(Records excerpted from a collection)
----------

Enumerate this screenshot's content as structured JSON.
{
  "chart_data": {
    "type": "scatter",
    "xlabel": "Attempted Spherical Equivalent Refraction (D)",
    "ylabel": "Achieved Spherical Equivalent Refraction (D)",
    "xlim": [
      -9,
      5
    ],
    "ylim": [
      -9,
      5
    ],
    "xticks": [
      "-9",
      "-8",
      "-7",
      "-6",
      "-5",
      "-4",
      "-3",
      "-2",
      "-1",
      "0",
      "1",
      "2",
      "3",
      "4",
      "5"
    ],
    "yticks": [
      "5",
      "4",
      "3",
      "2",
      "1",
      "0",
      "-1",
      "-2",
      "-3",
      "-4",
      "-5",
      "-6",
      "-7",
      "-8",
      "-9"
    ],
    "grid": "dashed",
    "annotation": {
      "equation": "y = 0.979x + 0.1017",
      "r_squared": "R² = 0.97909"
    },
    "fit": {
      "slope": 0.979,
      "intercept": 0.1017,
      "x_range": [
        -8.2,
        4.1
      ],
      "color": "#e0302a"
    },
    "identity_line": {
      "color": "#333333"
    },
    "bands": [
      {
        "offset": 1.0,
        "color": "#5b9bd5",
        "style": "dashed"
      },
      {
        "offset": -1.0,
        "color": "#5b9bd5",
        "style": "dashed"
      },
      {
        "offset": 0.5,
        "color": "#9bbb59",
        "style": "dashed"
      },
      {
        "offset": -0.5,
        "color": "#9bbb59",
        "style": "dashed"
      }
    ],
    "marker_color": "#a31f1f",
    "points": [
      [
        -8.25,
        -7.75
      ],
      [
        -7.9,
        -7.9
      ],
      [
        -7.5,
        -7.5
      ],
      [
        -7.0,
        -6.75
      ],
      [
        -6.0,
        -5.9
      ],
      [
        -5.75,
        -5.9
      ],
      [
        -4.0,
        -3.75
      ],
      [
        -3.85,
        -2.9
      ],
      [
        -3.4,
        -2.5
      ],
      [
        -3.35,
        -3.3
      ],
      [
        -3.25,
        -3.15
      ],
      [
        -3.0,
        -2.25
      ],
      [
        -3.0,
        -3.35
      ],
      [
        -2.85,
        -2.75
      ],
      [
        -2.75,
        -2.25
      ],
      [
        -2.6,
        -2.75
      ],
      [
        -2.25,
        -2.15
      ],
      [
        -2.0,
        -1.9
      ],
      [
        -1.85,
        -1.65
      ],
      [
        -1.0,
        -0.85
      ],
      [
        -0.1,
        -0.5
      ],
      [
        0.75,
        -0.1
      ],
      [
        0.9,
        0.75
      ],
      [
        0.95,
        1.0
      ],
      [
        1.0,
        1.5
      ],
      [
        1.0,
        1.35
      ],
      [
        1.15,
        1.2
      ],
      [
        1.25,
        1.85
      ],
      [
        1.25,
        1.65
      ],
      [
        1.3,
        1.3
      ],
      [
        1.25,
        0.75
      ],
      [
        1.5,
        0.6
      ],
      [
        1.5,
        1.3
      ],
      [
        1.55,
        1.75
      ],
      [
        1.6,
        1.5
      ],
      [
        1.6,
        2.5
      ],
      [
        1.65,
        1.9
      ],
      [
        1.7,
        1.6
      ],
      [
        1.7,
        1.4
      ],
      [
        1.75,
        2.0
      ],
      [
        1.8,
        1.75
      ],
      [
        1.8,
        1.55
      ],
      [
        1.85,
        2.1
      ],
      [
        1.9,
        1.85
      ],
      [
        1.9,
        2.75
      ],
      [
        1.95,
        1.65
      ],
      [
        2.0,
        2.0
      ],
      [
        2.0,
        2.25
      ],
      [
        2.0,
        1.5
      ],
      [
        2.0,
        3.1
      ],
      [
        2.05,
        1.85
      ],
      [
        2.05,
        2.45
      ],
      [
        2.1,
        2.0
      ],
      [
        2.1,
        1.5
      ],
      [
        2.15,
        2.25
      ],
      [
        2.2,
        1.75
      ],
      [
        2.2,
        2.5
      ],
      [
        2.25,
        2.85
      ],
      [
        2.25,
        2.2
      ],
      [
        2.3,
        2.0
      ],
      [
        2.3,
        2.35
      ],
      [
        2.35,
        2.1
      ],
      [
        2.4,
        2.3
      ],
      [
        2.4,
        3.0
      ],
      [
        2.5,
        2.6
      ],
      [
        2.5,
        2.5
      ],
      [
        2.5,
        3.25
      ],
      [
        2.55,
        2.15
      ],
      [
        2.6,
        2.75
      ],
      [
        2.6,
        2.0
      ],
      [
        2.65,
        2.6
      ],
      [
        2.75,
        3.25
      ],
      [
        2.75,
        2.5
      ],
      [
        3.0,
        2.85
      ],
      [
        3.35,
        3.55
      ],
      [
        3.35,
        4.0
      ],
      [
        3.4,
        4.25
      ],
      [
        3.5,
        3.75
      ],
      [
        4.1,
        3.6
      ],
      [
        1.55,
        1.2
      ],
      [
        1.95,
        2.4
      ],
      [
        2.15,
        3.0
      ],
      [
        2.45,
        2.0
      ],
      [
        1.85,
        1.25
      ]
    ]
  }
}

----------

THE TASK: Extract from the data every line where "offset" shows up.

RESPONSE TO THE TASK:
        "offset": 1.0,
        "offset": -1.0,
        "offset": 0.5,
        "offset": -0.5,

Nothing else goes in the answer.